RECORD LIST:
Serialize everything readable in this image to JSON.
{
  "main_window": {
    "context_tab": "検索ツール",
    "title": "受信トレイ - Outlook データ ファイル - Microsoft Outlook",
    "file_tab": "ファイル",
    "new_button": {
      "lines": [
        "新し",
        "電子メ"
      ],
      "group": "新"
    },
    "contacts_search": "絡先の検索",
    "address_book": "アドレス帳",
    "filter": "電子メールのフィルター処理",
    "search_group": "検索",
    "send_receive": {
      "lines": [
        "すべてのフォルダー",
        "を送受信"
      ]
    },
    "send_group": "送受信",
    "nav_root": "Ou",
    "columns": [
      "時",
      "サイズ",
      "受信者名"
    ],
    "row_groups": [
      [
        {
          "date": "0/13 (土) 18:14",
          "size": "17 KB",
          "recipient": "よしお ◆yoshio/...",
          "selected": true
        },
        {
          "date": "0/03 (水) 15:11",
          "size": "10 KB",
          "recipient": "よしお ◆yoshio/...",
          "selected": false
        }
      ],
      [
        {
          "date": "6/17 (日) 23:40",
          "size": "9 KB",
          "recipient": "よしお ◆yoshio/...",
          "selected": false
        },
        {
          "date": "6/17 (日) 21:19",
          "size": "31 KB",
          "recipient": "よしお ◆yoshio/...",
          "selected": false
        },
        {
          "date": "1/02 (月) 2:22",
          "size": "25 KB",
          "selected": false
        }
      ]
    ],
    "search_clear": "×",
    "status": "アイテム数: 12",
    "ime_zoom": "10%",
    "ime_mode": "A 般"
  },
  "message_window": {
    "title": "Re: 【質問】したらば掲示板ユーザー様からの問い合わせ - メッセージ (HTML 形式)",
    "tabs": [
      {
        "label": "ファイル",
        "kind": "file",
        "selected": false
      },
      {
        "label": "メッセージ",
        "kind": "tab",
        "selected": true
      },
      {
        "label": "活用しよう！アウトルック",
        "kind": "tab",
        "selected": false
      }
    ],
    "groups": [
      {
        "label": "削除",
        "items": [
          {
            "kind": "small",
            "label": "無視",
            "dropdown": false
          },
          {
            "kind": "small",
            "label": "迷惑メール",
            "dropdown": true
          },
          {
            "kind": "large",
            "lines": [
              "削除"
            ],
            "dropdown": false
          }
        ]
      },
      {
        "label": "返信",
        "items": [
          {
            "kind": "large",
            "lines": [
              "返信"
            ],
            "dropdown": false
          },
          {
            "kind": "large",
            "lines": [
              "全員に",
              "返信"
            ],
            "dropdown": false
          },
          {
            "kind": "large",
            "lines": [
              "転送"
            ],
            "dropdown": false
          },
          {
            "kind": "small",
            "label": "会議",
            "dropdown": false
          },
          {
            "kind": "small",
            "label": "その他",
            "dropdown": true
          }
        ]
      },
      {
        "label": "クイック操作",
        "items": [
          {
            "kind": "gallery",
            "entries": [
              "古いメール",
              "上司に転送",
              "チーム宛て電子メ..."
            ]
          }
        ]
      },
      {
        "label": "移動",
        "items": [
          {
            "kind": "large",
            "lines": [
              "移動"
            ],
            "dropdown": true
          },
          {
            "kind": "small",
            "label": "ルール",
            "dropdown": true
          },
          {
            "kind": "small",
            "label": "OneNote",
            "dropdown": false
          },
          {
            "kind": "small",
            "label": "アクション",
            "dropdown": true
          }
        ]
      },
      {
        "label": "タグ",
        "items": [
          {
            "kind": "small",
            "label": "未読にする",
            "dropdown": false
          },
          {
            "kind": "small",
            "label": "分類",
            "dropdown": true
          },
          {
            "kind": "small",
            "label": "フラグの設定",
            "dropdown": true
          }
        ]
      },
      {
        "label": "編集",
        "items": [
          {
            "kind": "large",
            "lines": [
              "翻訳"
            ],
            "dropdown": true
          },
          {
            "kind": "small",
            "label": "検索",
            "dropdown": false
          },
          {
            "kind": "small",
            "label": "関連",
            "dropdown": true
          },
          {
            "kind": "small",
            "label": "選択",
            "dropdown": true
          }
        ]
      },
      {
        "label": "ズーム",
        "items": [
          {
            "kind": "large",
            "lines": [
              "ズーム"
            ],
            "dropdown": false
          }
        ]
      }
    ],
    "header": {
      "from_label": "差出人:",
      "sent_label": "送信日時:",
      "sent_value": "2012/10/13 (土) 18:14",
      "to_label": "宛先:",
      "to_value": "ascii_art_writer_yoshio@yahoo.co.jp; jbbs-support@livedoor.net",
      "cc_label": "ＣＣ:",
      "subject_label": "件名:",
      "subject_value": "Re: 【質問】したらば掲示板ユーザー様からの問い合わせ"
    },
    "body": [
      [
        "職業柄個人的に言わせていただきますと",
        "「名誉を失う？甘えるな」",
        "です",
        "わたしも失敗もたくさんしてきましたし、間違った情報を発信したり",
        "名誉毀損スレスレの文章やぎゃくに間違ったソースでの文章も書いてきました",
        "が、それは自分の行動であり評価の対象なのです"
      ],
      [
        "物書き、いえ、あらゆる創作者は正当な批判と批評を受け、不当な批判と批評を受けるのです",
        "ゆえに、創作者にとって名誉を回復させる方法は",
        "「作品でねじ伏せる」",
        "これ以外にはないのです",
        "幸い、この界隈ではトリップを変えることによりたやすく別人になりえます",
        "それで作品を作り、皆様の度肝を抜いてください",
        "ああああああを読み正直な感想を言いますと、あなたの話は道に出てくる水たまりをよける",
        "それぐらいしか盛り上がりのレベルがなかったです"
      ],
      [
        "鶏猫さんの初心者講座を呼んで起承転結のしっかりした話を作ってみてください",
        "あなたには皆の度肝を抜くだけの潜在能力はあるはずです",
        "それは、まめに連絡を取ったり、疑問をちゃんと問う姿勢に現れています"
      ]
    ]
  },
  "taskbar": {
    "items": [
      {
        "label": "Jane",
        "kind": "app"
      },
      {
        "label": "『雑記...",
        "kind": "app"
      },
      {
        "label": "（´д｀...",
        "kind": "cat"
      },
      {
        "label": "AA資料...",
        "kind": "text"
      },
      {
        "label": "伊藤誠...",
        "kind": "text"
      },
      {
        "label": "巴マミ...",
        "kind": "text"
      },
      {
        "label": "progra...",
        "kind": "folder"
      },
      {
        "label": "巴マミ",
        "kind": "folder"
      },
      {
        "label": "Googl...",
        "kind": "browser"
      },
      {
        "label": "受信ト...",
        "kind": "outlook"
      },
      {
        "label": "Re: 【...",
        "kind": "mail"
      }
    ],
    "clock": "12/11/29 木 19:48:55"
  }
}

TO BE DONE: Take the data above and return it exactly.

FULL ANSWER:
Serialize everything readable in this image to JSON.
{
  "main_window": {
    "context_tab": "検索ツール",
    "title": "受信トレイ - Outlook データ ファイル - Microsoft Outlook",
    "file_tab": "ファイル",
    "new_button": {
      "lines": [
        "新し",
        "電子メ"
      ],
      "group": "新"
    },
    "contacts_search": "絡先の検索",
    "address_book": "アドレス帳",
    "filter": "電子メールのフィルター処理",
    "search_group": "検索",
    "send_receive": {
      "lines": [
        "すべてのフォルダー",
        "を送受信"
      ]
    },
    "send_group": "送受信",
    "nav_root": "Ou",
    "columns": [
      "時",
      "サイズ",
      "受信者名"
    ],
    "row_groups": [
      [
        {
          "date": "0/13 (土) 18:14",
          "size": "17 KB",
          "recipient": "よしお ◆yoshio/...",
          "selected": true
        },
        {
          "date": "0/03 (水) 15:11",
          "size": "10 KB",
          "recipient": "よしお ◆yoshio/...",
          "selected": false
        }
      ],
      [
        {
          "date": "6/17 (日) 23:40",
          "size": "9 KB",
          "recipient": "よしお ◆yoshio/...",
          "selected": false
        },
        {
          "date": "6/17 (日) 21:19",
          "size": "31 KB",
          "recipient": "よしお ◆yoshio/...",
          "selected": false
        },
        {
          "date": "1/02 (月) 2:22",
          "size": "25 KB",
          "selected": false
        }
      ]
    ],
    "search_clear": "×",
    "status": "アイテム数: 12",
    "ime_zoom": "10%",
    "ime_mode": "A 般"
  },
  "message_window": {
    "title": "Re: 【質問】したらば掲示板ユーザー様からの問い合わせ - メッセージ (HTML 形式)",
    "tabs": [
      {
        "label": "ファイル",
        "kind": "file",
        "selected": false
      },
      {
        "label": "メッセージ",
        "kind": "tab",
        "selected": true
      },
      {
        "label": "活用しよう！アウトルック",
        "kind": "tab",
        "selected": false
      }
    ],
    "groups": [
      {
        "label": "削除",
        "items": [
          {
            "kind": "small",
            "label": "無視",
            "dropdown": false
          },
          {
            "kind": "small",
            "label": "迷惑メール",
            "dropdown": true
          },
          {
            "kind": "large",
            "lines": [
              "削除"
            ],
            "dropdown": false
          }
        ]
      },
      {
        "label": "返信",
        "items": [
          {
            "kind": "large",
            "lines": [
              "返信"
            ],
            "dropdown": false
          },
          {
            "kind": "large",
            "lines": [
              "全員に",
              "返信"
            ],
            "dropdown": false
          },
          {
            "kind": "large",
            "lines": [
              "転送"
            ],
            "dropdown": false
          },
          {
            "kind": "small",
            "label": "会議",
            "dropdown": false
          },
          {
            "kind": "small",
            "label": "その他",
            "dropdown": true
          }
        ]
      },
      {
        "label": "クイック操作",
        "items": [
          {
            "kind": "gallery",
            "entries": [
              "古いメール",
              "上司に転送",
              "チーム宛て電子メ..."
            ]
          }
        ]
      },
      {
        "label": "移動",
        "items": [
          {
            "kind": "large",
            "lines": [
              "移動"
            ],
            "dropdown": true
          },
          {
            "kind": "small",
            "label": "ルール",
            "dropdown": true
          },
          {
            "kind": "small",
            "label": "OneNote",
            "dropdown": false
          },
          {
            "kind": "small",
            "label": "アクション",
            "dropdown": true
          }
        ]
      },
      {
        "label": "タグ",
        "items": [
          {
            "kind": "small",
            "label": "未読にする",
            "dropdown": false
          },
          {
            "kind": "small",
            "label": "分類",
            "dropdown": true
          },
          {
            "kind": "small",
            "label": "フラグの設定",
            "dropdown": true
          }
        ]
      },
      {
        "label": "編集",
        "items": [
          {
            "kind": "large",
            "lines": [
              "翻訳"
            ],
            "dropdown": true
          },
          {
            "kind": "small",
            "label": "検索",
            "dropdown": false
          },
          {
            "kind": "small",
            "label": "関連",
            "dropdown": true
          },
          {
            "kind": "small",
            "label": "選択",
            "dropdown": true
          }
        ]
      },
      {
        "label": "ズーム",
        "items": [
          {
            "kind": "large",
            "lines": [
              "ズーム"
            ],
            "dropdown": false
          }
        ]
      }
    ],
    "header": {
      "from_label": "差出人:",
      "sent_label": "送信日時:",
      "sent_value": "2012/10/13 (土) 18:14",
      "to_label": "宛先:",
      "to_value": "ascii_art_writer_yoshio@yahoo.co.jp; jbbs-support@livedoor.net",
      "cc_label": "ＣＣ:",
      "subject_label": "件名:",
      "subject_value": "Re: 【質問】したらば掲示板ユーザー様からの問い合わせ"
    },
    "body": [
      [
        "職業柄個人的に言わせていただきますと",
        "「名誉を失う？甘えるな」",
        "です",
        "わたしも失敗もたくさんしてきましたし、間違った情報を発信したり",
        "名誉毀損スレスレの文章やぎゃくに間違ったソースでの文章も書いてきました",
        "が、それは自分の行動であり評価の対象なのです"
      ],
      [
        "物書き、いえ、あらゆる創作者は正当な批判と批評を受け、不当な批判と批評を受けるのです",
        "ゆえに、創作者にとって名誉を回復させる方法は",
        "「作品でねじ伏せる」",
        "これ以外にはないのです",
        "幸い、この界隈ではトリップを変えることによりたやすく別人になりえます",
        "それで作品を作り、皆様の度肝を抜いてください",
        "ああああああを読み正直な感想を言いますと、あなたの話は道に出てくる水たまりをよける",
        "それぐらいしか盛り上がりのレベルがなかったです"
      ],
      [
        "鶏猫さんの初心者講座を呼んで起承転結のしっかりした話を作ってみてください",
        "あなたには皆の度肝を抜くだけの潜在能力はあるはずです",
        "それは、まめに連絡を取ったり、疑問をちゃんと問う姿勢に現れています"
      ]
    ]
  },
  "taskbar": {
    "items": [
      {
        "label": "Jane",
        "kind": "app"
      },
      {
        "label": "『雑記...",
        "kind": "app"
      },
      {
        "label": "（´д｀...",
        "kind": "cat"
      },
      {
        "label": "AA資料...",
        "kind": "text"
      },
      {
        "label": "伊藤誠...",
        "kind": "text"
      },
      {
        "label": "巴マミ...",
        "kind": "text"
      },
      {
        "label": "progra...",
        "kind": "folder"
      },
      {
        "label": "巴マミ",
        "kind": "folder"
      },
      {
        "label": "Googl...",
        "kind": "browser"
      },
      {
        "label": "受信ト...",
        "kind": "outlook"
      },
      {
        "label": "Re: 【...",
        "kind": "mail"
      }
    ],
    "clock": "12/11/29 木 19:48:55"
  }
}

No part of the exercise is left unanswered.